■ **EXERCISE REQUIREMENTS**:
Identify and reproduce every line holding the string "JSON".

+--

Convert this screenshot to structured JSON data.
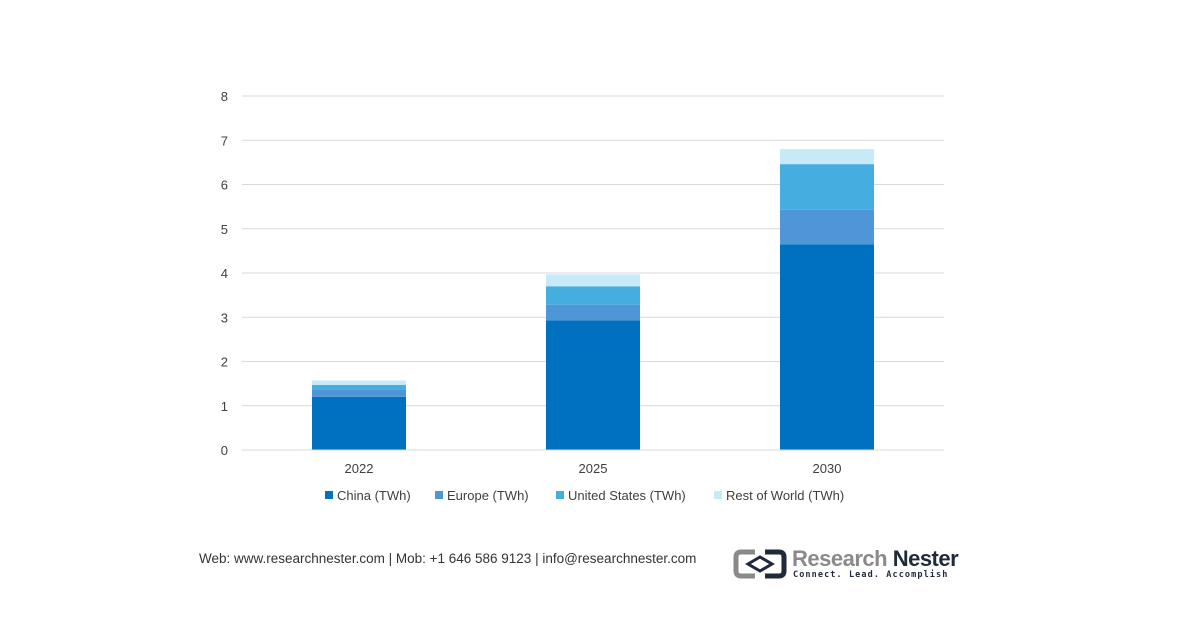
{
  "chart_data": {
    "type": "bar",
    "stacked": true,
    "categories": [
      "2022",
      "2025",
      "2030"
    ],
    "series": [
      {
        "name": "China (TWh)",
        "color": "#0070c0",
        "values": [
          1.2,
          2.93,
          4.65
        ]
      },
      {
        "name": "Europe (TWh)",
        "color": "#4f96d8",
        "values": [
          0.17,
          0.35,
          0.78
        ]
      },
      {
        "name": "United States (TWh)",
        "color": "#45ade0",
        "values": [
          0.1,
          0.42,
          1.03
        ]
      },
      {
        "name": "Rest of World (TWh)",
        "color": "#c6eaf7",
        "values": [
          0.1,
          0.27,
          0.34
        ]
      }
    ],
    "title": "",
    "xlabel": "",
    "ylabel": "",
    "ylim": [
      0,
      8
    ],
    "yticks": [
      "0",
      "1",
      "2",
      "3",
      "4",
      "5",
      "6",
      "7",
      "8"
    ],
    "grid": true,
    "legend_position": "bottom"
  },
  "footer": {
    "contact": "Web: www.researchnester.com | Mob: +1 646 586 9123 | info@researchnester.com"
  },
  "logo": {
    "name_part1": "Research",
    "name_part2": "Nester",
    "tagline": "Connect. Lead. Accomplish"
  }
}
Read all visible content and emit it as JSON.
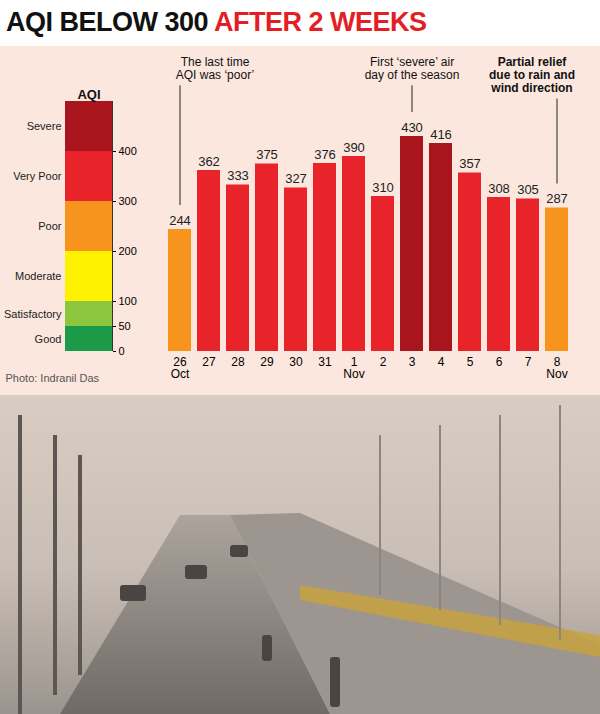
{
  "chart_data": {
    "type": "bar",
    "title": "AQI BELOW 300 AFTER 2 WEEKS",
    "categories": [
      "26\nOct",
      "27",
      "28",
      "29",
      "30",
      "31",
      "1\nNov",
      "2",
      "3",
      "4",
      "5",
      "6",
      "7",
      "8\nNov"
    ],
    "values": [
      244,
      362,
      333,
      375,
      327,
      376,
      390,
      310,
      430,
      416,
      357,
      308,
      305,
      287
    ],
    "colors": [
      "#f7941d",
      "#e8232a",
      "#e8232a",
      "#e8232a",
      "#e8232a",
      "#e8232a",
      "#e8232a",
      "#e8232a",
      "#a8151c",
      "#a8151c",
      "#e8232a",
      "#e8232a",
      "#e8232a",
      "#f7941d"
    ],
    "ylim": [
      0,
      500
    ],
    "yticks": [
      0,
      50,
      100,
      200,
      300,
      400
    ],
    "grid": false,
    "data_labels": true,
    "color_bar": {
      "title": "AQI",
      "bands": [
        {
          "label": "Good",
          "from": 0,
          "to": 50,
          "color": "#1b9a48"
        },
        {
          "label": "Satisfactory",
          "from": 50,
          "to": 100,
          "color": "#8cc63f"
        },
        {
          "label": "Moderate",
          "from": 100,
          "to": 200,
          "color": "#fff200"
        },
        {
          "label": "Poor",
          "from": 200,
          "to": 300,
          "color": "#f7941d"
        },
        {
          "label": "Very Poor",
          "from": 300,
          "to": 400,
          "color": "#e8232a"
        },
        {
          "label": "Severe",
          "from": 400,
          "to": 500,
          "color": "#a8151c"
        }
      ]
    },
    "annotations": [
      {
        "text": "The last time\nAQI was ‘poor’",
        "target": "26\nOct"
      },
      {
        "text": "First ‘severe’ air\nday of the season",
        "target": "3"
      },
      {
        "text": "Partial relief\ndue to rain and\nwind direction",
        "target": "8\nNov"
      }
    ],
    "caption": "Photo: Indranil Das"
  }
}
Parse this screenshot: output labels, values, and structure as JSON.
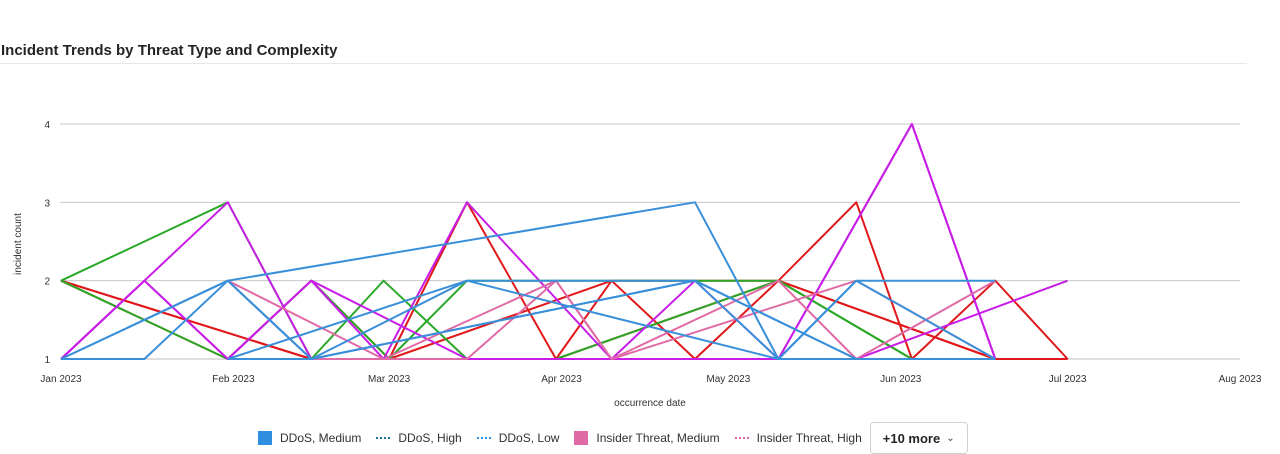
{
  "title": "Incident Trends by Threat Type and Complexity",
  "chart_data": {
    "type": "line",
    "title": "Incident Trends by Threat Type and Complexity",
    "xlabel": "occurrence date",
    "ylabel": "incident count",
    "ylim": [
      1,
      4
    ],
    "yticks": [
      1,
      2,
      3,
      4
    ],
    "xlim": [
      "2023-01-01",
      "2023-08-01"
    ],
    "xticks": [
      {
        "date": "2023-01-01",
        "label": "Jan 2023"
      },
      {
        "date": "2023-02-01",
        "label": "Feb 2023"
      },
      {
        "date": "2023-03-01",
        "label": "Mar 2023"
      },
      {
        "date": "2023-04-01",
        "label": "Apr 2023"
      },
      {
        "date": "2023-05-01",
        "label": "May 2023"
      },
      {
        "date": "2023-06-01",
        "label": "Jun 2023"
      },
      {
        "date": "2023-07-01",
        "label": "Jul 2023"
      },
      {
        "date": "2023-08-01",
        "label": "Aug 2023"
      }
    ],
    "grid": true,
    "legend_position": "bottom",
    "series": [
      {
        "color": "#e0181b",
        "points": [
          [
            "2023-01-01",
            2
          ],
          [
            "2023-01-31",
            1
          ],
          [
            "2023-02-15",
            2
          ],
          [
            "2023-03-01",
            1
          ],
          [
            "2023-03-15",
            3
          ],
          [
            "2023-03-31",
            1
          ],
          [
            "2023-04-10",
            2
          ],
          [
            "2023-04-25",
            2
          ],
          [
            "2023-05-10",
            2
          ],
          [
            "2023-05-24",
            3
          ],
          [
            "2023-06-03",
            1
          ],
          [
            "2023-06-18",
            2
          ],
          [
            "2023-07-01",
            1
          ]
        ]
      },
      {
        "color": "#e0181b",
        "points": [
          [
            "2023-01-01",
            2
          ],
          [
            "2023-02-15",
            1
          ],
          [
            "2023-03-01",
            1
          ],
          [
            "2023-04-10",
            2
          ],
          [
            "2023-04-25",
            1
          ],
          [
            "2023-05-10",
            2
          ],
          [
            "2023-06-18",
            1
          ],
          [
            "2023-07-01",
            1
          ]
        ]
      },
      {
        "color": "#e0181b",
        "points": [
          [
            "2023-01-01",
            2
          ],
          [
            "2023-02-15",
            1
          ],
          [
            "2023-03-31",
            1
          ],
          [
            "2023-05-10",
            2
          ],
          [
            "2023-06-18",
            1
          ],
          [
            "2023-07-01",
            1
          ]
        ]
      },
      {
        "color": "#2aa827",
        "points": [
          [
            "2023-01-01",
            2
          ],
          [
            "2023-01-31",
            1
          ],
          [
            "2023-02-15",
            2
          ],
          [
            "2023-03-01",
            1
          ],
          [
            "2023-03-15",
            2
          ],
          [
            "2023-03-31",
            2
          ],
          [
            "2023-05-10",
            2
          ],
          [
            "2023-06-03",
            1
          ]
        ]
      },
      {
        "color": "#2aa827",
        "points": [
          [
            "2023-01-01",
            2
          ],
          [
            "2023-01-31",
            3
          ],
          [
            "2023-02-15",
            1
          ],
          [
            "2023-02-28",
            2
          ],
          [
            "2023-03-15",
            1
          ],
          [
            "2023-03-31",
            1
          ],
          [
            "2023-05-10",
            2
          ],
          [
            "2023-06-03",
            1
          ]
        ]
      },
      {
        "color": "#c71de6",
        "points": [
          [
            "2023-01-01",
            1
          ],
          [
            "2023-01-16",
            2
          ],
          [
            "2023-01-31",
            1
          ],
          [
            "2023-02-15",
            2
          ],
          [
            "2023-03-15",
            1
          ],
          [
            "2023-03-31",
            1
          ],
          [
            "2023-05-10",
            1
          ],
          [
            "2023-06-03",
            4
          ],
          [
            "2023-06-18",
            1
          ]
        ]
      },
      {
        "color": "#c71de6",
        "points": [
          [
            "2023-01-01",
            1
          ],
          [
            "2023-01-16",
            2
          ],
          [
            "2023-01-31",
            1
          ],
          [
            "2023-02-15",
            2
          ],
          [
            "2023-02-28",
            1
          ],
          [
            "2023-03-15",
            3
          ],
          [
            "2023-04-10",
            1
          ],
          [
            "2023-04-25",
            2
          ],
          [
            "2023-05-10",
            1
          ],
          [
            "2023-05-24",
            1
          ],
          [
            "2023-07-01",
            2
          ]
        ]
      },
      {
        "color": "#c71de6",
        "points": [
          [
            "2023-01-01",
            1
          ],
          [
            "2023-01-31",
            3
          ],
          [
            "2023-02-15",
            1
          ],
          [
            "2023-03-31",
            1
          ],
          [
            "2023-05-10",
            1
          ],
          [
            "2023-06-03",
            4
          ],
          [
            "2023-06-18",
            1
          ]
        ]
      },
      {
        "color": "#e06aa6",
        "points": [
          [
            "2023-01-31",
            2
          ],
          [
            "2023-02-15",
            1
          ],
          [
            "2023-03-15",
            1
          ],
          [
            "2023-03-31",
            2
          ],
          [
            "2023-04-10",
            1
          ],
          [
            "2023-05-10",
            2
          ],
          [
            "2023-05-24",
            1
          ],
          [
            "2023-06-18",
            2
          ]
        ]
      },
      {
        "color": "#e06aa6",
        "points": [
          [
            "2023-01-31",
            2
          ],
          [
            "2023-02-28",
            1
          ],
          [
            "2023-03-31",
            2
          ],
          [
            "2023-04-10",
            1
          ],
          [
            "2023-05-24",
            2
          ],
          [
            "2023-06-18",
            1
          ]
        ]
      },
      {
        "color": "#3a8fd9",
        "points": [
          [
            "2023-01-01",
            1
          ],
          [
            "2023-01-31",
            2
          ],
          [
            "2023-04-25",
            3
          ],
          [
            "2023-05-10",
            1
          ],
          [
            "2023-05-24",
            2
          ],
          [
            "2023-06-18",
            2
          ]
        ]
      },
      {
        "color": "#3a8fd9",
        "points": [
          [
            "2023-01-01",
            1
          ],
          [
            "2023-01-31",
            2
          ],
          [
            "2023-02-15",
            1
          ],
          [
            "2023-03-15",
            2
          ],
          [
            "2023-05-10",
            1
          ],
          [
            "2023-06-18",
            1
          ]
        ]
      },
      {
        "color": "#3a8fd9",
        "points": [
          [
            "2023-01-01",
            1
          ],
          [
            "2023-01-16",
            1
          ],
          [
            "2023-01-31",
            2
          ],
          [
            "2023-02-15",
            1
          ],
          [
            "2023-04-25",
            2
          ],
          [
            "2023-05-10",
            1
          ],
          [
            "2023-05-24",
            2
          ],
          [
            "2023-06-18",
            1
          ]
        ]
      },
      {
        "color": "#3a8fd9",
        "points": [
          [
            "2023-01-31",
            1
          ],
          [
            "2023-03-15",
            2
          ],
          [
            "2023-04-25",
            2
          ],
          [
            "2023-05-24",
            1
          ],
          [
            "2023-06-18",
            1
          ]
        ]
      },
      {
        "color": "#3a8fd9",
        "points": [
          [
            "2023-01-31",
            1
          ],
          [
            "2023-02-15",
            1
          ],
          [
            "2023-04-25",
            2
          ],
          [
            "2023-05-24",
            1
          ],
          [
            "2023-06-18",
            1
          ]
        ]
      }
    ]
  },
  "legend": {
    "items": [
      {
        "label": "DDoS, Medium",
        "style": "box",
        "color": "#2e8ee0"
      },
      {
        "label": "DDoS, High",
        "style": "dotted",
        "color": "#1a7a9c"
      },
      {
        "label": "DDoS, Low",
        "style": "dotted",
        "color": "#2e8ee0"
      },
      {
        "label": "Insider Threat, Medium",
        "style": "box",
        "color": "#e06aa6"
      },
      {
        "label": "Insider Threat, High",
        "style": "dotted",
        "color": "#e06aa6"
      }
    ],
    "more_label": "+10 more"
  }
}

+--

■ **FINAL RESULT**:
Convert this screenshot to structured JSON data.
Read all visible content and emit it as JSON.
Parse this screenshot: output labels, values, and structure as JSON.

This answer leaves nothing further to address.